▶ Rows
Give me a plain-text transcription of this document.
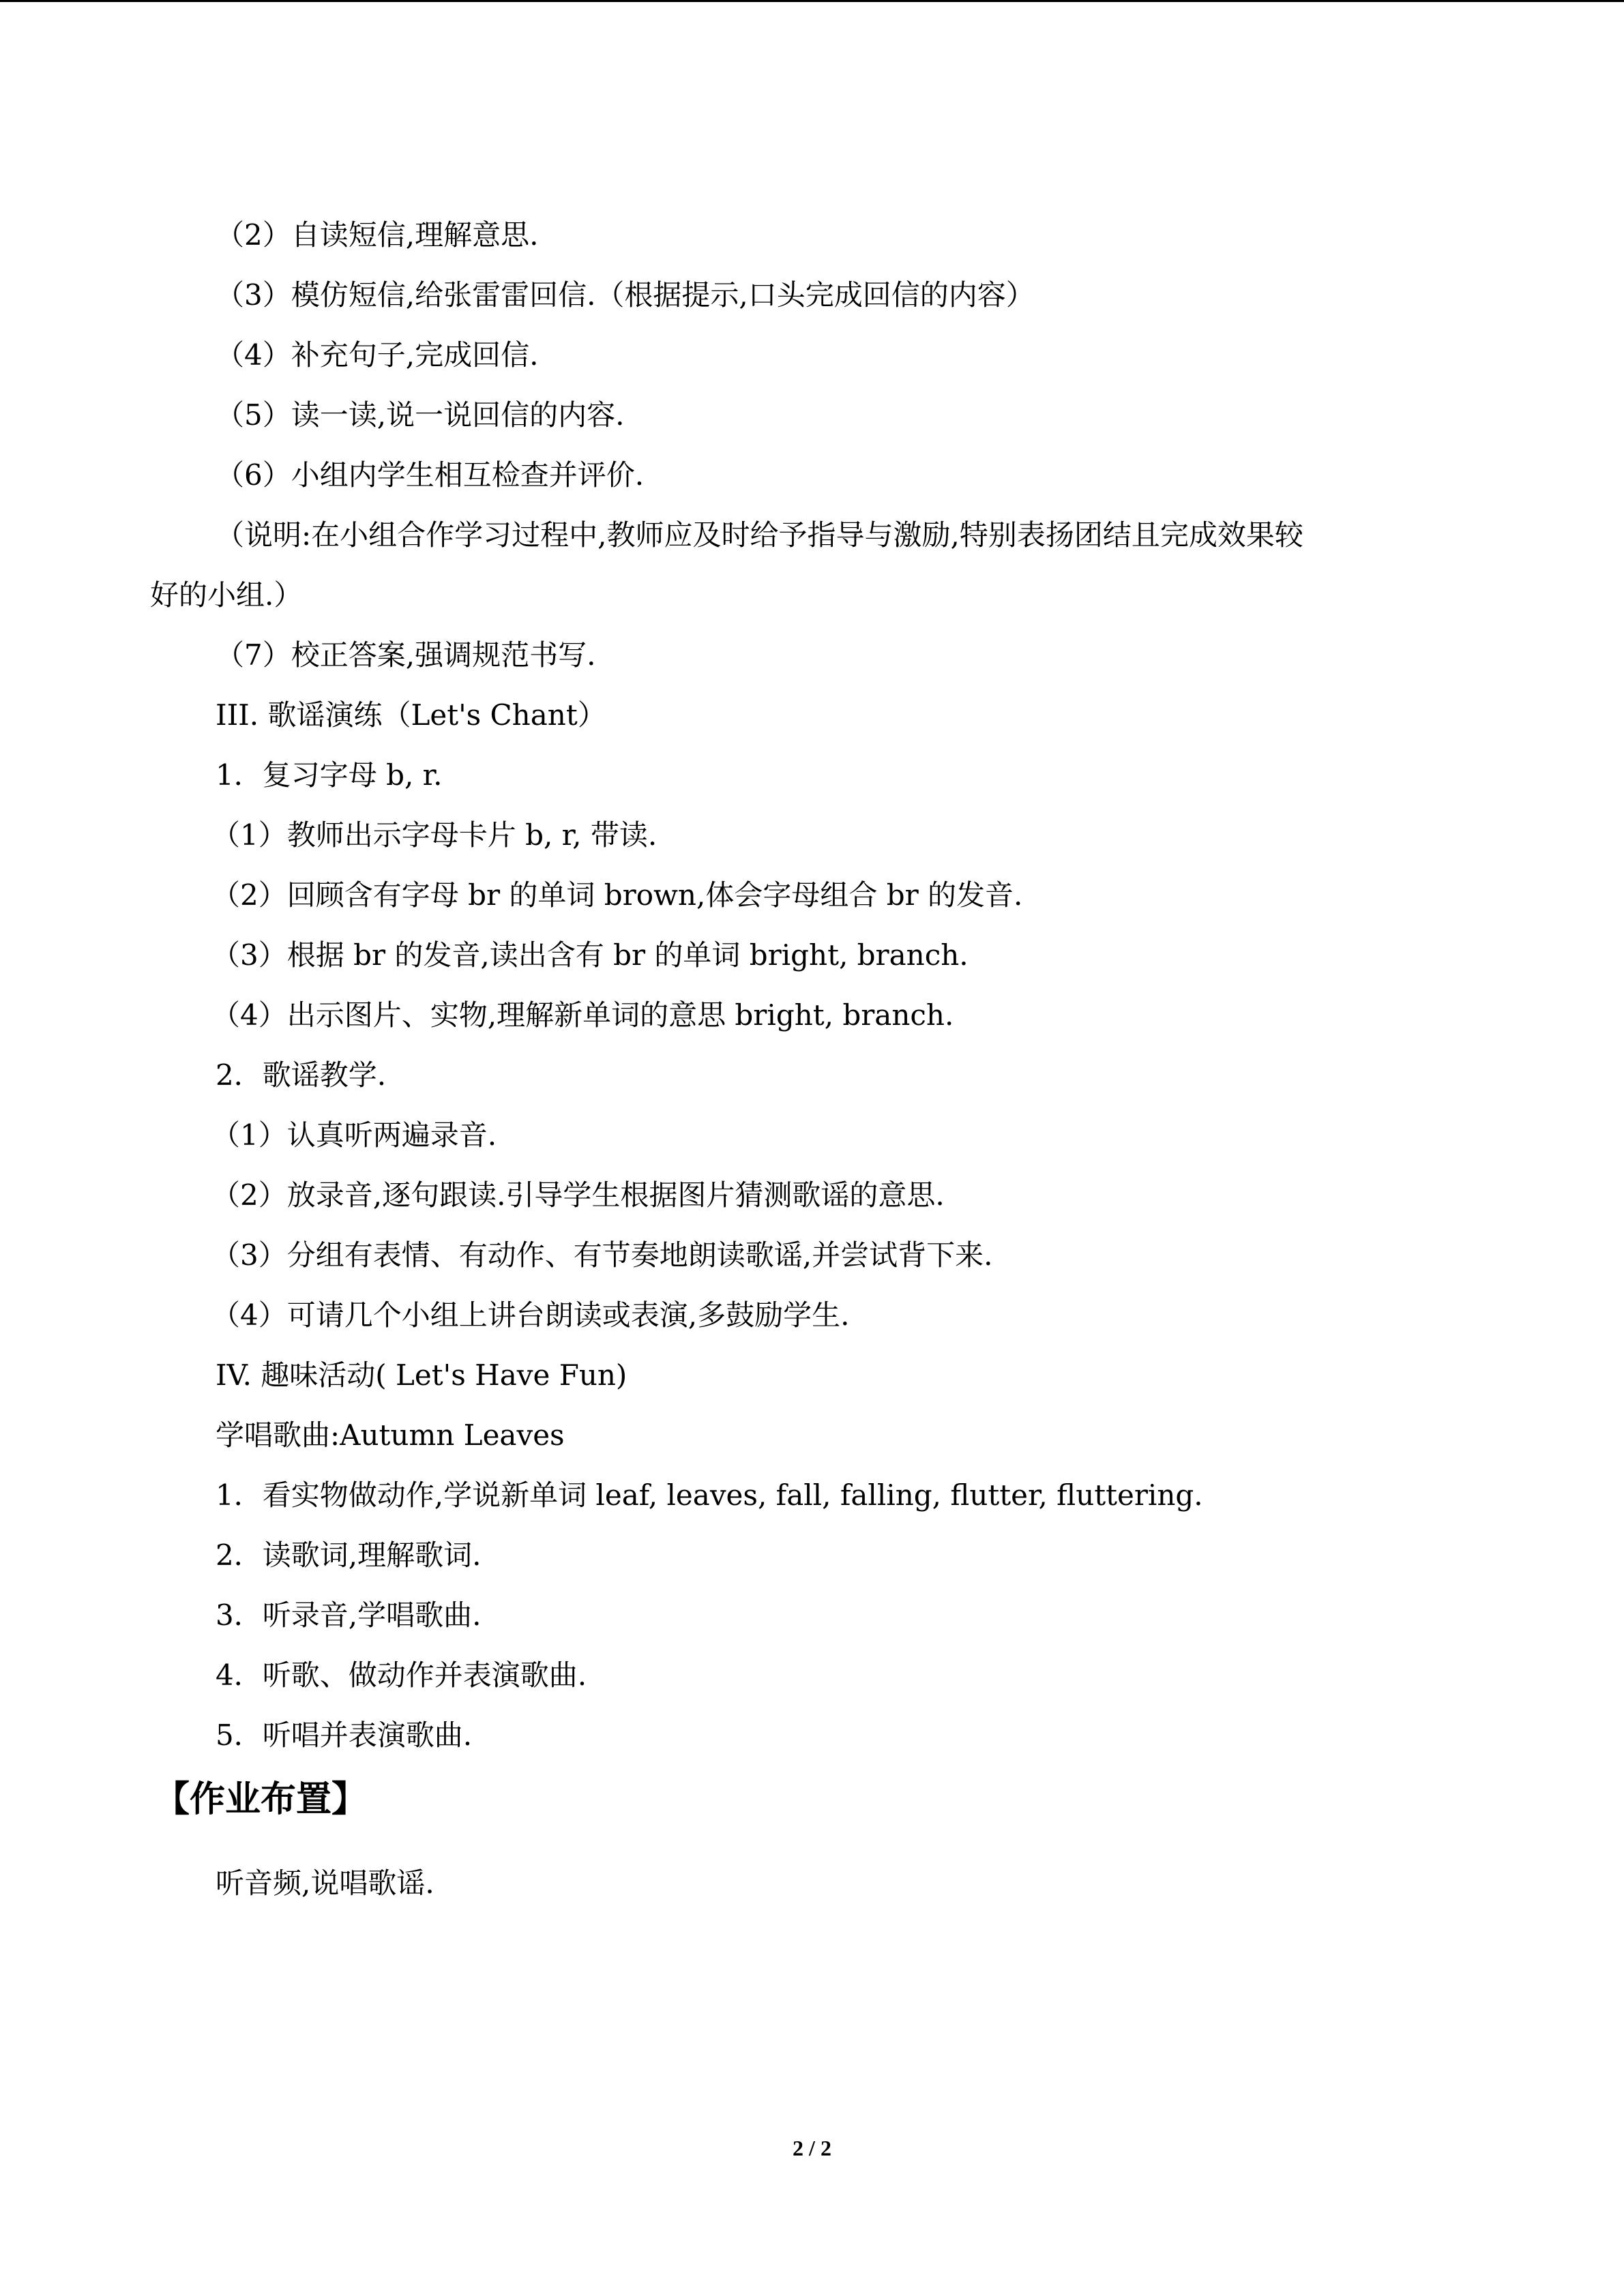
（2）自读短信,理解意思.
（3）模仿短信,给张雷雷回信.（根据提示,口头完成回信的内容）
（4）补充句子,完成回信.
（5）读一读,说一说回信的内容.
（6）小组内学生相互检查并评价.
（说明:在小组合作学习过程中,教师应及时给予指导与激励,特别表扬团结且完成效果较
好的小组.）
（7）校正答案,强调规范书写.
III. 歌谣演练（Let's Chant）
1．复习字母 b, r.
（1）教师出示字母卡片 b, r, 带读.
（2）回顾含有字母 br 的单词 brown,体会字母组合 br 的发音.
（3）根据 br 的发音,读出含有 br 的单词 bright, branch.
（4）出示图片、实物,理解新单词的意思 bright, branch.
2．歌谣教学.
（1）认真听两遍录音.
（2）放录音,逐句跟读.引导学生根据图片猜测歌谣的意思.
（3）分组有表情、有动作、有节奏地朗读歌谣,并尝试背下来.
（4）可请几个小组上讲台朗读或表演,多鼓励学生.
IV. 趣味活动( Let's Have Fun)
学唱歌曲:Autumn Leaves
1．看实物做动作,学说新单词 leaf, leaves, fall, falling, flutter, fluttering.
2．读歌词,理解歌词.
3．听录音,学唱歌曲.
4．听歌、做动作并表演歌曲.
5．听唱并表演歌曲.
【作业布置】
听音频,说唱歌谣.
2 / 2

▶ Exercise
Where a line holds "bright", copy that line.

▶ Response for this exercise
（3）根据 br 的发音,读出含有 br 的单词 bright, branch.
（4）出示图片、实物,理解新单词的意思 bright, branch.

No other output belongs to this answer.